▶ **Work instructions**
Copy each line below containing "been".
------------------------
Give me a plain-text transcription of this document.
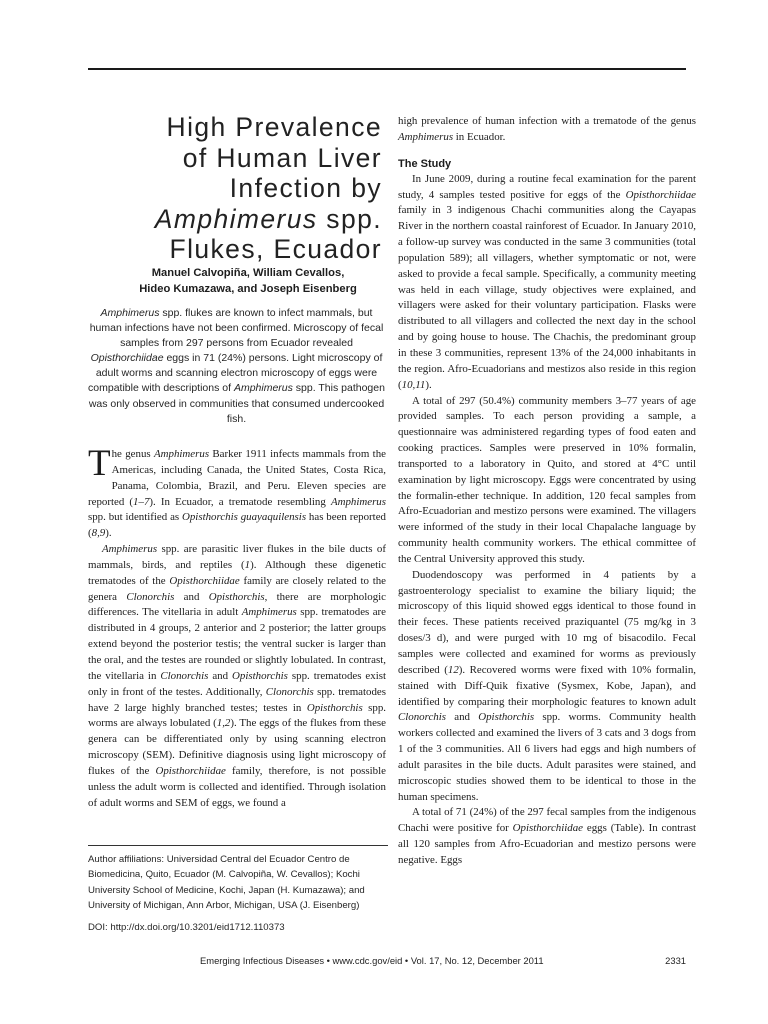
High Prevalence
of Human Liver
Infection by
Amphimerus spp.
Flukes, Ecuador
Manuel Calvopiña, William Cevallos,
Hideo Kumazawa, and Joseph Eisenberg
Amphimerus spp. flukes are known to infect mammals, but human infections have not been confirmed. Microscopy of fecal samples from 297 persons from Ecuador revealed Opisthorchiidae eggs in 71 (24%) persons. Light microscopy of adult worms and scanning electron microscopy of eggs were compatible with descriptions of Amphimerus spp. This pathogen was only observed in communities that consumed undercooked fish.

The genus Amphimerus Barker 1911 infects mammals from the Americas, including Canada, the United States, Costa Rica, Panama, Colombia, Brazil, and Peru. Eleven species are reported (1–7). In Ecuador, a trematode resembling Amphimerus spp. but identified as Opisthorchis guayaquilensis has been reported (8,9).

Amphimerus spp. are parasitic liver flukes in the bile ducts of mammals, birds, and reptiles (1). Although these digenetic trematodes of the Opisthorchiidae family are closely related to the genera Clonorchis and Opisthorchis, there are morphologic differences. The vitellaria in adult Amphimerus spp. trematodes are distributed in 4 groups, 2 anterior and 2 posterior; the latter groups extend beyond the posterior testis; the ventral sucker is larger than the oral, and the testes are rounded or slightly lobulated. In contrast, the vitellaria in Clonorchis and Opisthorchis spp. trematodes exist only in front of the testes. Additionally, Clonorchis spp. trematodes have 2 large highly branched testes; testes in Opisthorchis spp. worms are always lobulated (1,2). The eggs of the flukes from these genera can be differentiated only by using scanning electron microscopy (SEM). Definitive diagnosis using light microscopy of flukes of the Opisthorchiidae family, therefore, is not possible unless the adult worm is collected and identified. Through isolation of adult worms and SEM of eggs, we found a

Author affiliations: Universidad Central del Ecuador Centro de Biomedicina, Quito, Ecuador (M. Calvopiña, W. Cevallos); Kochi University School of Medicine, Kochi, Japan (H. Kumazawa); and University of Michigan, Ann Arbor, Michigan, USA (J. Eisenberg)
DOI: http://dx.doi.org/10.3201/eid1712.110373

high prevalence of human infection with a trematode of the genus Amphimerus in Ecuador.

The Study

In June 2009, during a routine fecal examination for the parent study, 4 samples tested positive for eggs of the Opisthorchiidae family in 3 indigenous Chachi communities along the Cayapas River in the northern coastal rainforest of Ecuador. In January 2010, a follow-up survey was conducted in the same 3 communities (total population 589); all villagers, whether symptomatic or not, were asked to provide a fecal sample. Specifically, a community meeting was held in each village, study objectives were explained, and villagers were asked for their voluntary participation. Flasks were distributed to all villagers and collected the next day in the school and by going house to house. The Chachis, the predominant group in these 3 communities, represent 13% of the 24,000 inhabitants in the region. Afro-Ecuadorians and mestizos also reside in this region (10,11).

A total of 297 (50.4%) community members 3–77 years of age provided samples. To each person providing a sample, a questionnaire was administered regarding types of food eaten and cooking practices. Samples were preserved in 10% formalin, transported to a laboratory in Quito, and stored at 4°C until examination by light microscopy. Eggs were concentrated by using the formalin-ether technique. In addition, 120 fecal samples from Afro-Ecuadorian and mestizo persons were examined. The villagers were informed of the study in their local Chapalache language by community health community workers. The ethical committee of the Central University approved this study.

Duodendoscopy was performed in 4 patients by a gastroenterology specialist to examine the biliary liquid; the microscopy of this liquid showed eggs identical to those found in their feces. These patients received praziquantel (75 mg/kg in 3 doses/3 d), and were purged with 10 mg of bisacodilo. Fecal samples were collected and examined for worms as previously described (12). Recovered worms were fixed with 10% formalin, stained with Diff-Quik fixative (Sysmex, Kobe, Japan), and identified by comparing their morphologic features to known adult Clonorchis and Opisthorchis spp. worms. Community health workers collected and examined the livers of 3 cats and 3 dogs from 1 of the 3 communities. All 6 livers had eggs and high numbers of adult parasites in the bile ducts. Adult parasites were stained, and microscopic studies showed them to be identical to those in the human specimens.

A total of 71 (24%) of the 297 fecal samples from the indigenous Chachi were positive for Opisthorchiidae eggs (Table). In contrast all 120 samples from Afro-Ecuadorian and mestizo persons were negative. Eggs

Emerging Infectious Diseases • www.cdc.gov/eid • Vol. 17, No. 12, December 2011	2331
------------------------
▶ **Answer to the problem**
Amphimerus spp. flukes are known to infect mammals, but human infections have not been confirmed. Microscopy of fecal samples from 297 persons from Ecuador revealed Opisthorchiidae eggs in 71 (24%) persons. Light microscopy of adult worms and scanning electron microscopy of eggs were compatible with descriptions of Amphimerus spp. This pathogen was only observed in communities that consumed undercooked fish.
The genus Amphimerus Barker 1911 infects mammals from the Americas, including Canada, the United States, Costa Rica, Panama, Colombia, Brazil, and Peru. Eleven species are reported (1–7). In Ecuador, a trematode resembling Amphimerus spp. but identified as Opisthorchis guayaquilensis has been reported (8,9).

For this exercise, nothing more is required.